Description of the task
Scan the material below for lines with the word "Повышение" and report how many there are, with nothing added.

— Start —

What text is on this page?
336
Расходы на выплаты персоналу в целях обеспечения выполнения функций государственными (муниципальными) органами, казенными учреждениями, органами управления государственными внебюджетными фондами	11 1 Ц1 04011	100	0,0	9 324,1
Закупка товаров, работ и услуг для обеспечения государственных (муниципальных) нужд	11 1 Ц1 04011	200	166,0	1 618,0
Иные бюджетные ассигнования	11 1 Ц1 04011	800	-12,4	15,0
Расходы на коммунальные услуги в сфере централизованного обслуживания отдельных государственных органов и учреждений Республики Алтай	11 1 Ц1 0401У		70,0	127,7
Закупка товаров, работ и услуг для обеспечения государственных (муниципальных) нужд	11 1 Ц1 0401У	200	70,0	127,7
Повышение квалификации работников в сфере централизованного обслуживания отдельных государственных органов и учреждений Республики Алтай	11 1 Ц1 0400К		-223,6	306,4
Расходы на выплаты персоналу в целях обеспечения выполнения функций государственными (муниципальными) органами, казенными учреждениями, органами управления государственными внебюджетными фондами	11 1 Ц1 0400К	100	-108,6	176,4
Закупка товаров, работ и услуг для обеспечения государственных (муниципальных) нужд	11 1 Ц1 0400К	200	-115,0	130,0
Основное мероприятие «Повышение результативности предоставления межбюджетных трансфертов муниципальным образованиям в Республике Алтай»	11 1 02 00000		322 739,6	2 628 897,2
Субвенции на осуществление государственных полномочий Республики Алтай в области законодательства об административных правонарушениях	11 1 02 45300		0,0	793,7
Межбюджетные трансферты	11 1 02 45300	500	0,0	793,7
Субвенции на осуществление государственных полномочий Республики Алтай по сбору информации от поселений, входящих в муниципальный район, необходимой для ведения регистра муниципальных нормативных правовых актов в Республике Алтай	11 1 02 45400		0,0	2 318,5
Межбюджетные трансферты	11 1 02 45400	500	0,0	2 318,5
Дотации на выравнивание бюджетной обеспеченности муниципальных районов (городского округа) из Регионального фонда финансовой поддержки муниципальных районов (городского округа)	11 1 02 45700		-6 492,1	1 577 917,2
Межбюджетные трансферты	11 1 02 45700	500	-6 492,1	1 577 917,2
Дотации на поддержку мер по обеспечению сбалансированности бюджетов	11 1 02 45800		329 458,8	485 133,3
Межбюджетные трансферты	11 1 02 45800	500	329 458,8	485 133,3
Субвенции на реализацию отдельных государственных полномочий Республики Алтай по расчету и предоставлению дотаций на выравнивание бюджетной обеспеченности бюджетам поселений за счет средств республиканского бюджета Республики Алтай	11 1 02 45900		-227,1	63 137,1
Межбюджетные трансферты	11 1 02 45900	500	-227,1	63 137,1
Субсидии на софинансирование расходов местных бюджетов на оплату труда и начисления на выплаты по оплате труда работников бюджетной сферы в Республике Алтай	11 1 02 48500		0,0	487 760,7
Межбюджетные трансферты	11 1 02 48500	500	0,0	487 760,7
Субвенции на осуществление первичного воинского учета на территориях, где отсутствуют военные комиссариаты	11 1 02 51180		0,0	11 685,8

— End —

Answer to this exercise
2